◆ Your instructions
Among the lines listed below, count those that include the string "JSON", and state only the count.

+++ Working data +++

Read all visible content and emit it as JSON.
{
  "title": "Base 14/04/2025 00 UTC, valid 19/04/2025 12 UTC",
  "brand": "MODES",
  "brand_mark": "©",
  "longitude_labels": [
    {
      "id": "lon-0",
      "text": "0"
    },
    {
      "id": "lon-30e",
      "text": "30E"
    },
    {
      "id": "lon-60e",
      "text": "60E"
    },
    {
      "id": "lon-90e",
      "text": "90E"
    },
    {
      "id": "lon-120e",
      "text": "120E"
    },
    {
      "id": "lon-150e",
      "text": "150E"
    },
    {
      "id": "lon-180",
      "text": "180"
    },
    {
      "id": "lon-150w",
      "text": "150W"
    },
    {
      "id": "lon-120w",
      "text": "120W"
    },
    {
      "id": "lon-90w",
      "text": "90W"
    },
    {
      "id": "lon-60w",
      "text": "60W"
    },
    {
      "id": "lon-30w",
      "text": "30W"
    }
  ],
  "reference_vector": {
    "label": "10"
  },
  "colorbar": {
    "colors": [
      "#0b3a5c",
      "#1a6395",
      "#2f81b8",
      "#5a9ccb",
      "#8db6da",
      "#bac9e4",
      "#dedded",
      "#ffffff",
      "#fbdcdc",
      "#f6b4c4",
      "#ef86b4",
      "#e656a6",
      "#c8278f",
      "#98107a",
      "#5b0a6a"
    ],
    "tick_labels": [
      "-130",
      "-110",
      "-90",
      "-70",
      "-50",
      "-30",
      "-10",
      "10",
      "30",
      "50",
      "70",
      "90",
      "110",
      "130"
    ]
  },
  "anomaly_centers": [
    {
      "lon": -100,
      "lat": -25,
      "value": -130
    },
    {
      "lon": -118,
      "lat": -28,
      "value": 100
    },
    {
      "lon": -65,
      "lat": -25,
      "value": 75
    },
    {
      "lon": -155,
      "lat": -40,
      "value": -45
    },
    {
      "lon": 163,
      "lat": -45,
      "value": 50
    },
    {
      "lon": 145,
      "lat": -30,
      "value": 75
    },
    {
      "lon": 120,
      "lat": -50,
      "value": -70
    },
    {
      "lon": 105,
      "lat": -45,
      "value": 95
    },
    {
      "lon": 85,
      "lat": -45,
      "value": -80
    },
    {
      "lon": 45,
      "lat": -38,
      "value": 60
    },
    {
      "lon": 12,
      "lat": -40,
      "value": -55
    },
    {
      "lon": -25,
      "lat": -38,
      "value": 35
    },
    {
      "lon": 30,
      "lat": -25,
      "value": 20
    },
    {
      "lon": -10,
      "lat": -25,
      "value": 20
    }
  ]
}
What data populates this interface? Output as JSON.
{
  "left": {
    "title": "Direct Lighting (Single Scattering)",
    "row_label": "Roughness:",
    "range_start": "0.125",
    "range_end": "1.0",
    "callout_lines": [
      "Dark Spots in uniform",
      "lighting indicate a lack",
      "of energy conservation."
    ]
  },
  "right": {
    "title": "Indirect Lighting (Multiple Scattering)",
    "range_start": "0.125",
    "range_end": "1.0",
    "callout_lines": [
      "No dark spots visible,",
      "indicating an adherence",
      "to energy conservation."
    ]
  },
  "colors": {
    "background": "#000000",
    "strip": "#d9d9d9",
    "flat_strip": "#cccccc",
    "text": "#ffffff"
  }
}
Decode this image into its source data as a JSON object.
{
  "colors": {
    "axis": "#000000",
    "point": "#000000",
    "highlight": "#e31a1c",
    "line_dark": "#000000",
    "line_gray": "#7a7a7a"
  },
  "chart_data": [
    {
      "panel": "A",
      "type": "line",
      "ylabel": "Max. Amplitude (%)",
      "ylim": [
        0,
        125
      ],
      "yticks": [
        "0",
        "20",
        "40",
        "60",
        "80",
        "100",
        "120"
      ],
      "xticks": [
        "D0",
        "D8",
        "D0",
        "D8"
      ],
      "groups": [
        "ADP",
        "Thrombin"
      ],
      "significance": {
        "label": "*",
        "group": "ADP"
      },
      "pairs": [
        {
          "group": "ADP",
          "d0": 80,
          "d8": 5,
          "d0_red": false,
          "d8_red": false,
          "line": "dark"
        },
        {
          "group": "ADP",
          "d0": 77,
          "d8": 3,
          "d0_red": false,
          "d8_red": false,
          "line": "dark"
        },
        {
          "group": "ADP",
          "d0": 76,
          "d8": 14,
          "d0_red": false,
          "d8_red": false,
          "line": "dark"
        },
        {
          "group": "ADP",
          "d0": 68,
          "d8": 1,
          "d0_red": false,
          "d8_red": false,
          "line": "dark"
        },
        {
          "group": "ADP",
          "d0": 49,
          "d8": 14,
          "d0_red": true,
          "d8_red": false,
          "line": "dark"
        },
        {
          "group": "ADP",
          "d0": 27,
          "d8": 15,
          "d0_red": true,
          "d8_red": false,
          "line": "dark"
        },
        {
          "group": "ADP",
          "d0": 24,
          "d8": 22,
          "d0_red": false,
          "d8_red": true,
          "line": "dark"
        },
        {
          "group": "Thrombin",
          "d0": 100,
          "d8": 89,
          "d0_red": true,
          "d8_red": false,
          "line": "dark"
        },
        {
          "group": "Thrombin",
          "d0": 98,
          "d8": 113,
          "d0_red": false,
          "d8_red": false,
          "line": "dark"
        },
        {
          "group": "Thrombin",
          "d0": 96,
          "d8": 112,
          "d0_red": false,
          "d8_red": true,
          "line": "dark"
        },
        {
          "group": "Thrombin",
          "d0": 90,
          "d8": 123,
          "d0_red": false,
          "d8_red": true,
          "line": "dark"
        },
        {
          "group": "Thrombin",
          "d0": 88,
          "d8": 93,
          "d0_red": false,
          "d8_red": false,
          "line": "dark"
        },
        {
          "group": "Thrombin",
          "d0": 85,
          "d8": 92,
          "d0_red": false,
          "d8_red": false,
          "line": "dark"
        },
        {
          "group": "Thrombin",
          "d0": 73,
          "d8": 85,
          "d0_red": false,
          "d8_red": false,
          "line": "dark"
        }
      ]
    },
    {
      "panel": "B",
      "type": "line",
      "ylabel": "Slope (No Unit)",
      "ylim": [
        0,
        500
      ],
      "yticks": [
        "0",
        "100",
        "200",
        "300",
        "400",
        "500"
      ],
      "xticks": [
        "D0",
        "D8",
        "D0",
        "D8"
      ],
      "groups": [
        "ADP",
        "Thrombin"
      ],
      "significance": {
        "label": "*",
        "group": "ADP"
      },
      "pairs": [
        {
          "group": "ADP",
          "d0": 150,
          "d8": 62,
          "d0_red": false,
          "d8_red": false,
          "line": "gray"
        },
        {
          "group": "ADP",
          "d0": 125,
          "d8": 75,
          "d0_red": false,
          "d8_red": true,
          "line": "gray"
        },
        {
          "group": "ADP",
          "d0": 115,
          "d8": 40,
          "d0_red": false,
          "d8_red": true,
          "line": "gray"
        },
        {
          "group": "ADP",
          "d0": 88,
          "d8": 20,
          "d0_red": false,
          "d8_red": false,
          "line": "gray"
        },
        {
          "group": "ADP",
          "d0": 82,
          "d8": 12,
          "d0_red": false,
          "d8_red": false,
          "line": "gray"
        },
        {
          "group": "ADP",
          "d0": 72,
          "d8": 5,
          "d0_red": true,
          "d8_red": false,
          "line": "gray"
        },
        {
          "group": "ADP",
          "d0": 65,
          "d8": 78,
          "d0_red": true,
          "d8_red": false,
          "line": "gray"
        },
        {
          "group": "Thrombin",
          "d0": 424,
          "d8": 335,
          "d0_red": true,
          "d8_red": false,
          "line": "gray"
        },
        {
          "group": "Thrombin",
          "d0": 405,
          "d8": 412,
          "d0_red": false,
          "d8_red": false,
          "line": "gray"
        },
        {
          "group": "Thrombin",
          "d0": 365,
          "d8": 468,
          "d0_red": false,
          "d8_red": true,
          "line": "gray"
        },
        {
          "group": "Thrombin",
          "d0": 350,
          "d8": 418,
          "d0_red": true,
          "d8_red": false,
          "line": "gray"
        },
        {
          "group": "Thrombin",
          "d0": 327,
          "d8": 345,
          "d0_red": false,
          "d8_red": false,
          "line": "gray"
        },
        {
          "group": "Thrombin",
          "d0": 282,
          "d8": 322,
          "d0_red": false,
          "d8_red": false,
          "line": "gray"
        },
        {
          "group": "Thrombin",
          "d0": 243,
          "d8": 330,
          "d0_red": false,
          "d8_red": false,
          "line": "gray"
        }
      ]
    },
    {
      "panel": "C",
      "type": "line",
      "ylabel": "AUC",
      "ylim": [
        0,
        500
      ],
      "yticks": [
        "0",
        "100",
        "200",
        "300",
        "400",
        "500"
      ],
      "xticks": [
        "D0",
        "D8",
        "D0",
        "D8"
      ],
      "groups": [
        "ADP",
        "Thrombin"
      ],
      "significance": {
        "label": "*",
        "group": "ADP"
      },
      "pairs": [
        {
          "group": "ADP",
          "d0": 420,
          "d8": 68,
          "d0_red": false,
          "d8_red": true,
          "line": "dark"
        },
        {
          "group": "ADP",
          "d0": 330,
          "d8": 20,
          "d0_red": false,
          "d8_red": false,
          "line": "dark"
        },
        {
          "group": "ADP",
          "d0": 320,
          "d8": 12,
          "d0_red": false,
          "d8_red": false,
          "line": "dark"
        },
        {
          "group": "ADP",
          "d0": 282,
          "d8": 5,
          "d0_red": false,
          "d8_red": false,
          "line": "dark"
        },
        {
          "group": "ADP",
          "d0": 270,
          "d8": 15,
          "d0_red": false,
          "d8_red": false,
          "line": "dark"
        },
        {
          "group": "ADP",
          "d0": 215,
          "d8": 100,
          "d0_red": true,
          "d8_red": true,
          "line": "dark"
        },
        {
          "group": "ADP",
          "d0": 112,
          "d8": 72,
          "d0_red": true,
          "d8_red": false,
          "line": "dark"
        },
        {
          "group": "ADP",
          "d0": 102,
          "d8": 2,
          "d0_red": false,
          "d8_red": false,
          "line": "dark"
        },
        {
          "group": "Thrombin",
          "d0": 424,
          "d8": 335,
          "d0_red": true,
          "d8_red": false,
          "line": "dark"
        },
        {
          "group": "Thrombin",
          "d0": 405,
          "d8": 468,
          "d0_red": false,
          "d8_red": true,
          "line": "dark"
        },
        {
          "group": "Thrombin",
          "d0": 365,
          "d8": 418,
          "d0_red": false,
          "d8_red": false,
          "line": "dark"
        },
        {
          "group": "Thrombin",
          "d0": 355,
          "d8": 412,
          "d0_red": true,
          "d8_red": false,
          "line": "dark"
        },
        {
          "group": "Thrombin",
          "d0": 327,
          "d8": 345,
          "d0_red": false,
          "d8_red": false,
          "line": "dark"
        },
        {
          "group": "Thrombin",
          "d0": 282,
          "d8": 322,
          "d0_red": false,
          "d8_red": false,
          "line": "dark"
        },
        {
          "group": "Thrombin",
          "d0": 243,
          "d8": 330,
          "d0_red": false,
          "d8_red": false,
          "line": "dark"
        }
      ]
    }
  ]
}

+++

◆ Correct response
3